Dataset ▸
▬▬▬
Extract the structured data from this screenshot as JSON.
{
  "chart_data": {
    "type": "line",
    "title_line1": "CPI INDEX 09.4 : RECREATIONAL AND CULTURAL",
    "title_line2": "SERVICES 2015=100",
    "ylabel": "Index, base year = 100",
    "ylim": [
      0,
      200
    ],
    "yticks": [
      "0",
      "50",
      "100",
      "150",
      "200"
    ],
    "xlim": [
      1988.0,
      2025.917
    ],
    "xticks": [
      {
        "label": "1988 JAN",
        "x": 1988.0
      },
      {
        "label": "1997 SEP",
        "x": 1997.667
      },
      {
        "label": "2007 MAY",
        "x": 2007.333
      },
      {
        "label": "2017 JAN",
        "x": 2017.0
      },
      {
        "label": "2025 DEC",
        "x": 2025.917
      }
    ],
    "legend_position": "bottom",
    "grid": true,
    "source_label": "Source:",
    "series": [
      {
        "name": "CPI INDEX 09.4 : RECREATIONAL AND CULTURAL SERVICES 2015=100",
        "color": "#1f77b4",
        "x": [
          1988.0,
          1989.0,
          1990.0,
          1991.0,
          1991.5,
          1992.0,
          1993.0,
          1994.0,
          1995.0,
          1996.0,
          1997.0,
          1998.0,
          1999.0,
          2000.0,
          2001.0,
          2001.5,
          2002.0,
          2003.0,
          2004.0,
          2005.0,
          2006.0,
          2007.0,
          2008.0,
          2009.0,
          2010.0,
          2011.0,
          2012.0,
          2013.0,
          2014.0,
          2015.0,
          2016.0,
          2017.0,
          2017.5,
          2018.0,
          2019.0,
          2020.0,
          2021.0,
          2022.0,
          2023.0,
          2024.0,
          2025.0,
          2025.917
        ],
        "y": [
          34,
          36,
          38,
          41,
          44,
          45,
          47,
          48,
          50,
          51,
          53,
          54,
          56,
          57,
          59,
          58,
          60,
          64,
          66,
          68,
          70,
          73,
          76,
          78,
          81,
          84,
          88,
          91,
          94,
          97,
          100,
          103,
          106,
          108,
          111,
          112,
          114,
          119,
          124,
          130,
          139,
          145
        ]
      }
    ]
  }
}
▬▬▬
The request ▸
From the records above, extract every entry exactly as given.

Response below ▸
Extract the structured data from this screenshot as JSON.
{
  "chart_data": {
    "type": "line",
    "title_line1": "CPI INDEX 09.4 : RECREATIONAL AND CULTURAL",
    "title_line2": "SERVICES 2015=100",
    "ylabel": "Index, base year = 100",
    "ylim": [
      0,
      200
    ],
    "yticks": [
      "0",
      "50",
      "100",
      "150",
      "200"
    ],
    "xlim": [
      1988.0,
      2025.917
    ],
    "xticks": [
      {
        "label": "1988 JAN",
        "x": 1988.0
      },
      {
        "label": "1997 SEP",
        "x": 1997.667
      },
      {
        "label": "2007 MAY",
        "x": 2007.333
      },
      {
        "label": "2017 JAN",
        "x": 2017.0
      },
      {
        "label": "2025 DEC",
        "x": 2025.917
      }
    ],
    "legend_position": "bottom",
    "grid": true,
    "source_label": "Source:",
    "series": [
      {
        "name": "CPI INDEX 09.4 : RECREATIONAL AND CULTURAL SERVICES 2015=100",
        "color": "#1f77b4",
        "x": [
          1988.0,
          1989.0,
          1990.0,
          1991.0,
          1991.5,
          1992.0,
          1993.0,
          1994.0,
          1995.0,
          1996.0,
          1997.0,
          1998.0,
          1999.0,
          2000.0,
          2001.0,
          2001.5,
          2002.0,
          2003.0,
          2004.0,
          2005.0,
          2006.0,
          2007.0,
          2008.0,
          2009.0,
          2010.0,
          2011.0,
          2012.0,
          2013.0,
          2014.0,
          2015.0,
          2016.0,
          2017.0,
          2017.5,
          2018.0,
          2019.0,
          2020.0,
          2021.0,
          2022.0,
          2023.0,
          2024.0,
          2025.0,
          2025.917
        ],
        "y": [
          34,
          36,
          38,
          41,
          44,
          45,
          47,
          48,
          50,
          51,
          53,
          54,
          56,
          57,
          59,
          58,
          60,
          64,
          66,
          68,
          70,
          73,
          76,
          78,
          81,
          84,
          88,
          91,
          94,
          97,
          100,
          103,
          106,
          108,
          111,
          112,
          114,
          119,
          124,
          130,
          139,
          145
        ]
      }
    ]
  }
}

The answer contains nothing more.